» **Source document**:
# How to find the number of perfect cubes in a range

Can we find the number of perfect cubes in a range.

For eg if L = 7 and R = 220 then count will be 5 because 8, 27, 64, 125, 216 are the perfect squares in

the range L to R. Can we make a formula for this?

I am assuming $$L\leq R$$, and we include $$L$$ and $$R$$ themselves in the range. Take the cube roots of $$L$$ and $$R$$. Round $$\sqrt[3]L$$ up and $$\sqrt[3]R$$ down. Take their difference, and add $$1$$, and you're done. In symbols: $$\left\lfloor \sqrt[3]R\right\rfloor - \left\lceil\sqrt[3]L\right\rceil + 1$$ (Changing whether $$L$$ and $$R$$ themselves count, should they happen to be cubes, will change whether we round up or down, and exactly which number we add at the end. For instance, if $$R$$ counts, but $$L$$ does not, then we round them both down, and do not add anything at the end.)

» **Material shown**:
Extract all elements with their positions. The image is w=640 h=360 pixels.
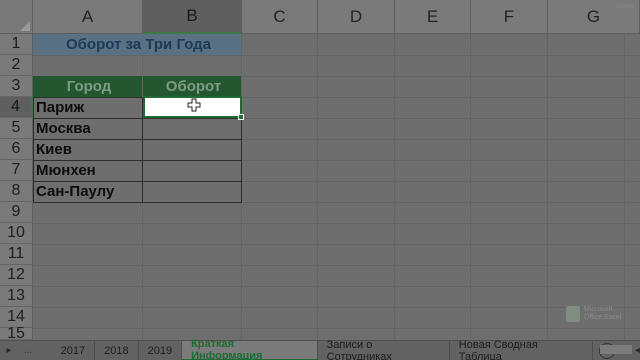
- gridline: [394, 34, 395, 340]
- table-divider: [33, 181, 242, 182]
- select-all-triangle-icon: [20, 21, 30, 31]
- next-sheet-arrow-icon[interactable]: ▸: [0, 345, 18, 356]
- gridline: [317, 34, 318, 340]
- cell-select-cursor-icon: [187, 98, 201, 112]
- excel-logo-icon: [566, 306, 580, 322]
- row-header-5[interactable]: 5: [0, 118, 33, 139]
- horizontal-scrollbar[interactable]: [600, 345, 632, 354]
- header-cell-city[interactable]: Город: [33, 76, 142, 97]
- row-header-9[interactable]: 9: [0, 202, 33, 223]
- column-header-b[interactable]: B: [143, 0, 242, 34]
- gridline: [33, 265, 640, 266]
- office-excel-watermark: Microsoft Office Excel: [566, 306, 621, 322]
- column-header-a[interactable]: A: [33, 0, 143, 34]
- sheet-tab-bar: ▸ ... 2017 2018 2019 Краткая Информация …: [0, 338, 640, 360]
- gridline: [33, 244, 640, 245]
- row-header-15[interactable]: 15: [0, 325, 33, 342]
- row-header-3[interactable]: 3: [0, 76, 33, 97]
- row-header-2[interactable]: 2: [0, 55, 33, 76]
- sheet-tab-2019[interactable]: 2019: [139, 340, 183, 360]
- gridline: [33, 286, 640, 287]
- title-cell[interactable]: Оборот за Три Года: [33, 34, 241, 55]
- row-header-10[interactable]: 10: [0, 223, 33, 244]
- row-header-4[interactable]: 4: [0, 97, 33, 118]
- select-all-corner[interactable]: [0, 0, 33, 34]
- gridline: [624, 34, 625, 340]
- table-divider: [33, 139, 242, 140]
- column-header-d[interactable]: D: [318, 0, 395, 34]
- sheet-tab-employees[interactable]: Записи о Сотрудниках: [318, 339, 450, 360]
- row-header-8[interactable]: 8: [0, 181, 33, 202]
- watermark-line-1: Microsoft: [584, 306, 613, 313]
- sheet-tab-2018[interactable]: 2018: [95, 340, 139, 360]
- row-header-7[interactable]: 7: [0, 160, 33, 181]
- table-divider: [33, 160, 242, 161]
- sheet-tab-summary[interactable]: Краткая Информация: [182, 338, 318, 360]
- column-header-e[interactable]: E: [395, 0, 471, 34]
- column-header-f[interactable]: F: [471, 0, 548, 34]
- gridline: [33, 223, 640, 224]
- table-divider: [33, 118, 242, 119]
- gridline: [33, 55, 640, 56]
- row-header-11[interactable]: 11: [0, 244, 33, 265]
- gridline: [547, 34, 548, 340]
- row-header-12[interactable]: 12: [0, 265, 33, 286]
- sheet-tab-2017[interactable]: 2017: [52, 340, 96, 360]
- row-header-6[interactable]: 6: [0, 139, 33, 160]
- scroll-left-icon[interactable]: ◂: [635, 345, 640, 356]
- gridline: [470, 34, 471, 340]
- row-header-1[interactable]: 1: [0, 34, 33, 55]
- gridline: [33, 307, 640, 308]
- more-sheets-button[interactable]: ...: [18, 345, 52, 356]
- sheet-tab-pivot[interactable]: Новая Сводная Таблица: [450, 339, 594, 360]
- column-header-c[interactable]: C: [242, 0, 318, 34]
- udemy-mark: udemy: [615, 4, 634, 10]
- header-cell-turnover[interactable]: Оборот: [143, 76, 241, 97]
- gridline: [33, 328, 640, 329]
- fill-handle[interactable]: [238, 114, 244, 120]
- row-header-13[interactable]: 13: [0, 286, 33, 307]
- watermark-line-2: Office Excel: [584, 314, 622, 321]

» **What you need to do**:
Extend the forum thread about counting the perfect cubes in a range, picking up right after its final sentence.

» **Task output**:
To see how this formula works, let's take your example numbers. Then $$\sqrt[3]L \approx 1.9$$. Rounding this up gives the lowest number whose cube is above $$L$$, namely $$2$$ (as $$2^3$$ is large enough, but $$1^3$$ isn't).
We also have $$\sqrt[3]{R}\approx 6.04$$. Rounding this down gives the largest number whose cube is below $$R$$, namely $$6$$ (as $$6^3$$ is small enough, but $$7^3$$ is too large).
So all the integers from $$2$$ to $$6$$ have cubes in our range, and no other integers do. And from $$2$$ to $$6$$ there are $$6-2 + 1 = 5$$ integers.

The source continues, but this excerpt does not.